Le problème est qu’en ne s’attaquant pas au cœur du problème, les dirigeants politiques font le lit des populismes et des mouvements extrémistes, estime Richard Koo.
Quatre états possibles de l’économie
Autre défi pour les dirigeants : l’équilibre entre épargne et investissement est précaire et changeant. Jusqu’à présent, les économistes n’ont le plus souvent envisagé l’économie que dans un état ou seuls les épargnants pouvaient faire défaut (état 2 dans le graphique). Ceci se produit lorsque, par exemple, la banque centrale relève ses taux pour lutter contre l’inflation.
Or, depuis les années 1980, l’expérience du Japon puis celle des pays occidentaux dans les années 2000 montre que l’économie peut aussi connaître des situations où ce sont les emprunteurs qui font défaut, voire prêteurs ET emprunteurs (états 3 et 4).
Dans ces situations, la politique monétaire est impuissante et inefficace. Peu importe le montant des liquidités injectées par les banques centrales dans le système financier, elles n’arrivent pas aux agents économiques sous forme de crédit, mais restent au bilan des banques commerciales. Ces dernières sont confrontées à la chute des rendements et doivent restructurer leur bilan – dynamique agravée par la pression réglementaire (renforcer les fonds propres et prendre moins de risque).

-- Problème à résoudre --
Résume le texte fourni en trois phrases. Les données ne sont pas nécessaires ici.

-- Données fournies --
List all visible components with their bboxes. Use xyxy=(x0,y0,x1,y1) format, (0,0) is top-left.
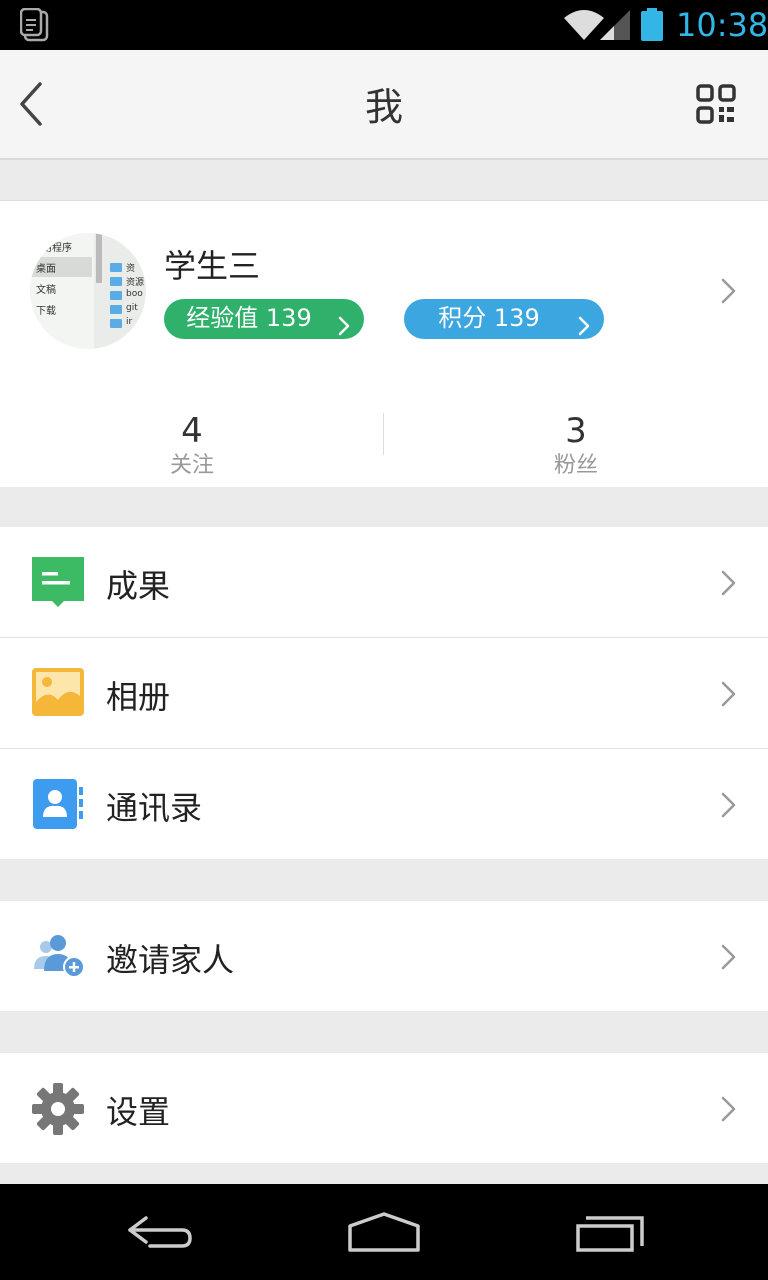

-- Résultat attendu --
Selon Richard Koo, en ne s'attaquant pas au cœur du problème, les dirigeants politiques font le lit des populismes et des mouvements extrémistes. Les économistes ont le plus souvent envisagé une économie où seuls les épargnants font défaut, mais l'expérience du Japon depuis les années 1980, puis celle des pays occidentaux dans les années 2000, montre que les emprunteurs peuvent aussi faire défaut, voire les prêteurs et les emprunteurs à la fois. Dans ces situations, la politique monétaire est impuissante, car les liquidités injectées par les banques centrales n'arrivent pas aux agents économiques sous forme de crédit et restent au bilan des banques commerciales.